*What to do*.
Word for word, restate every line of the material.

*Recorded data*.

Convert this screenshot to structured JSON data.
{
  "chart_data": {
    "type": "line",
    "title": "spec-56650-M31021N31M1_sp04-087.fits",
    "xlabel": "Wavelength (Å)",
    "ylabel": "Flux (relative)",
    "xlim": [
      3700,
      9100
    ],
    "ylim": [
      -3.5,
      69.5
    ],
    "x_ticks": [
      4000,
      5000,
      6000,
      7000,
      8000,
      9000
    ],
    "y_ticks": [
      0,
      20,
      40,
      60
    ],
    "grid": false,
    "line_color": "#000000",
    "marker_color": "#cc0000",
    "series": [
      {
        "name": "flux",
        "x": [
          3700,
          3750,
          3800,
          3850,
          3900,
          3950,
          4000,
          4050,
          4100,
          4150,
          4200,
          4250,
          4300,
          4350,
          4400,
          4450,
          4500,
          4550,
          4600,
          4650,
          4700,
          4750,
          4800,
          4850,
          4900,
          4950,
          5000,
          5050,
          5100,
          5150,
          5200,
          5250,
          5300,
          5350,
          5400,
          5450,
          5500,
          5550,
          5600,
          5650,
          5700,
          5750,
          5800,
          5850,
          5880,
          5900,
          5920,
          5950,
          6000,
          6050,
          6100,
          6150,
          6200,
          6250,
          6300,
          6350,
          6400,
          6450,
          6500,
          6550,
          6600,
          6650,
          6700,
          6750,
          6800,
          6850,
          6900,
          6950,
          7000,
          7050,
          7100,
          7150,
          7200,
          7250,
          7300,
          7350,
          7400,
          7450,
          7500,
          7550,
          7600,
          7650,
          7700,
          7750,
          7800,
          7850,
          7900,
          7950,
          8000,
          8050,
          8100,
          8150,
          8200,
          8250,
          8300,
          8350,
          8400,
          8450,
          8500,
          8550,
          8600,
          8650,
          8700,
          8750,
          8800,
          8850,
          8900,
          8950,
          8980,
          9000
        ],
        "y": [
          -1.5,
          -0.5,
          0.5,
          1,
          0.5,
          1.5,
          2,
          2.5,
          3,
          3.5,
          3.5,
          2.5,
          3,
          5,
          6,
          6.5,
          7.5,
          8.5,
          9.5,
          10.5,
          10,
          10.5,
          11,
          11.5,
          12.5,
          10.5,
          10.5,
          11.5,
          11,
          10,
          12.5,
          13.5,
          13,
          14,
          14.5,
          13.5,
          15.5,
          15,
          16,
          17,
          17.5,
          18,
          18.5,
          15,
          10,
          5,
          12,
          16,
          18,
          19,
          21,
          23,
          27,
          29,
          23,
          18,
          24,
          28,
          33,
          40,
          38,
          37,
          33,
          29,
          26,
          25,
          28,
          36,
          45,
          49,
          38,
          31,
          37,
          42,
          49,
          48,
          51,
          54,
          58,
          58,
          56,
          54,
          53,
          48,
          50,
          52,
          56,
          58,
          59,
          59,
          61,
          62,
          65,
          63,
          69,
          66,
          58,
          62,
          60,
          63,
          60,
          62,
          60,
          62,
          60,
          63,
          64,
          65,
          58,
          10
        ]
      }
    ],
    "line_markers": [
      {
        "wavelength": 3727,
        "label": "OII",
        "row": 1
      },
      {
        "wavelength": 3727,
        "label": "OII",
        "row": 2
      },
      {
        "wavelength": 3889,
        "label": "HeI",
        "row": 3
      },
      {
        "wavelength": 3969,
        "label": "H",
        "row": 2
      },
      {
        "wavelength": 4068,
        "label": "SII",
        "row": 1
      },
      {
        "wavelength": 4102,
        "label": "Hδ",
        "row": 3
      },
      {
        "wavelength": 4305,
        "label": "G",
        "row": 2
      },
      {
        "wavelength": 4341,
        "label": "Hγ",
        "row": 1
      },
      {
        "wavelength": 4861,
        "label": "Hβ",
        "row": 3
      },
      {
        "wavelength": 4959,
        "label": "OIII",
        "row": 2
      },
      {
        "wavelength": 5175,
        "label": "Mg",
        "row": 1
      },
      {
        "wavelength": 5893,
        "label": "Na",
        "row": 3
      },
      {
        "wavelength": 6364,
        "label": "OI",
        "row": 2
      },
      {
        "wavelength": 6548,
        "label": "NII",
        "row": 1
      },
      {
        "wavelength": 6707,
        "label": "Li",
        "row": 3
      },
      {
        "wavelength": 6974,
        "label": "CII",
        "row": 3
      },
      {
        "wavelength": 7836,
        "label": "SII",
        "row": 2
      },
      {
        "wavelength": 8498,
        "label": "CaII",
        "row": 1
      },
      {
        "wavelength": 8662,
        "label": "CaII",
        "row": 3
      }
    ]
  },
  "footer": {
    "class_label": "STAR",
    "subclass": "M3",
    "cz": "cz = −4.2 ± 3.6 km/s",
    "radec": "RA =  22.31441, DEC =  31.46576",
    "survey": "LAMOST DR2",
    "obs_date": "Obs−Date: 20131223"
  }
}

*Answer to this exercise*.
Convert this screenshot to structured JSON data.
{
  "chart_data": {
    "type": "line",
    "title": "spec-56650-M31021N31M1_sp04-087.fits",
    "xlabel": "Wavelength (Å)",
    "ylabel": "Flux (relative)",
    "xlim": [
      3700,
      9100
    ],
    "ylim": [
      -3.5,
      69.5
    ],
    "x_ticks": [
      4000,
      5000,
      6000,
      7000,
      8000,
      9000
    ],
    "y_ticks": [
      0,
      20,
      40,
      60
    ],
    "grid": false,
    "line_color": "#000000",
    "marker_color": "#cc0000",
    "series": [
      {
        "name": "flux",
        "x": [
          3700,
          3750,
          3800,
          3850,
          3900,
          3950,
          4000,
          4050,
          4100,
          4150,
          4200,
          4250,
          4300,
          4350,
          4400,
          4450,
          4500,
          4550,
          4600,
          4650,
          4700,
          4750,
          4800,
          4850,
          4900,
          4950,
          5000,
          5050,
          5100,
          5150,
          5200,
          5250,
          5300,
          5350,
          5400,
          5450,
          5500,
          5550,
          5600,
          5650,
          5700,
          5750,
          5800,
          5850,
          5880,
          5900,
          5920,
          5950,
          6000,
          6050,
          6100,
          6150,
          6200,
          6250,
          6300,
          6350,
          6400,
          6450,
          6500,
          6550,
          6600,
          6650,
          6700,
          6750,
          6800,
          6850,
          6900,
          6950,
          7000,
          7050,
          7100,
          7150,
          7200,
          7250,
          7300,
          7350,
          7400,
          7450,
          7500,
          7550,
          7600,
          7650,
          7700,
          7750,
          7800,
          7850,
          7900,
          7950,
          8000,
          8050,
          8100,
          8150,
          8200,
          8250,
          8300,
          8350,
          8400,
          8450,
          8500,
          8550,
          8600,
          8650,
          8700,
          8750,
          8800,
          8850,
          8900,
          8950,
          8980,
          9000
        ],
        "y": [
          -1.5,
          -0.5,
          0.5,
          1,
          0.5,
          1.5,
          2,
          2.5,
          3,
          3.5,
          3.5,
          2.5,
          3,
          5,
          6,
          6.5,
          7.5,
          8.5,
          9.5,
          10.5,
          10,
          10.5,
          11,
          11.5,
          12.5,
          10.5,
          10.5,
          11.5,
          11,
          10,
          12.5,
          13.5,
          13,
          14,
          14.5,
          13.5,
          15.5,
          15,
          16,
          17,
          17.5,
          18,
          18.5,
          15,
          10,
          5,
          12,
          16,
          18,
          19,
          21,
          23,
          27,
          29,
          23,
          18,
          24,
          28,
          33,
          40,
          38,
          37,
          33,
          29,
          26,
          25,
          28,
          36,
          45,
          49,
          38,
          31,
          37,
          42,
          49,
          48,
          51,
          54,
          58,
          58,
          56,
          54,
          53,
          48,
          50,
          52,
          56,
          58,
          59,
          59,
          61,
          62,
          65,
          63,
          69,
          66,
          58,
          62,
          60,
          63,
          60,
          62,
          60,
          62,
          60,
          63,
          64,
          65,
          58,
          10
        ]
      }
    ],
    "line_markers": [
      {
        "wavelength": 3727,
        "label": "OII",
        "row": 1
      },
      {
        "wavelength": 3727,
        "label": "OII",
        "row": 2
      },
      {
        "wavelength": 3889,
        "label": "HeI",
        "row": 3
      },
      {
        "wavelength": 3969,
        "label": "H",
        "row": 2
      },
      {
        "wavelength": 4068,
        "label": "SII",
        "row": 1
      },
      {
        "wavelength": 4102,
        "label": "Hδ",
        "row": 3
      },
      {
        "wavelength": 4305,
        "label": "G",
        "row": 2
      },
      {
        "wavelength": 4341,
        "label": "Hγ",
        "row": 1
      },
      {
        "wavelength": 4861,
        "label": "Hβ",
        "row": 3
      },
      {
        "wavelength": 4959,
        "label": "OIII",
        "row": 2
      },
      {
        "wavelength": 5175,
        "label": "Mg",
        "row": 1
      },
      {
        "wavelength": 5893,
        "label": "Na",
        "row": 3
      },
      {
        "wavelength": 6364,
        "label": "OI",
        "row": 2
      },
      {
        "wavelength": 6548,
        "label": "NII",
        "row": 1
      },
      {
        "wavelength": 6707,
        "label": "Li",
        "row": 3
      },
      {
        "wavelength": 6974,
        "label": "CII",
        "row": 3
      },
      {
        "wavelength": 7836,
        "label": "SII",
        "row": 2
      },
      {
        "wavelength": 8498,
        "label": "CaII",
        "row": 1
      },
      {
        "wavelength": 8662,
        "label": "CaII",
        "row": 3
      }
    ]
  },
  "footer": {
    "class_label": "STAR",
    "subclass": "M3",
    "cz": "cz = −4.2 ± 3.6 km/s",
    "radec": "RA =  22.31441, DEC =  31.46576",
    "survey": "LAMOST DR2",
    "obs_date": "Obs−Date: 20131223"
  }
}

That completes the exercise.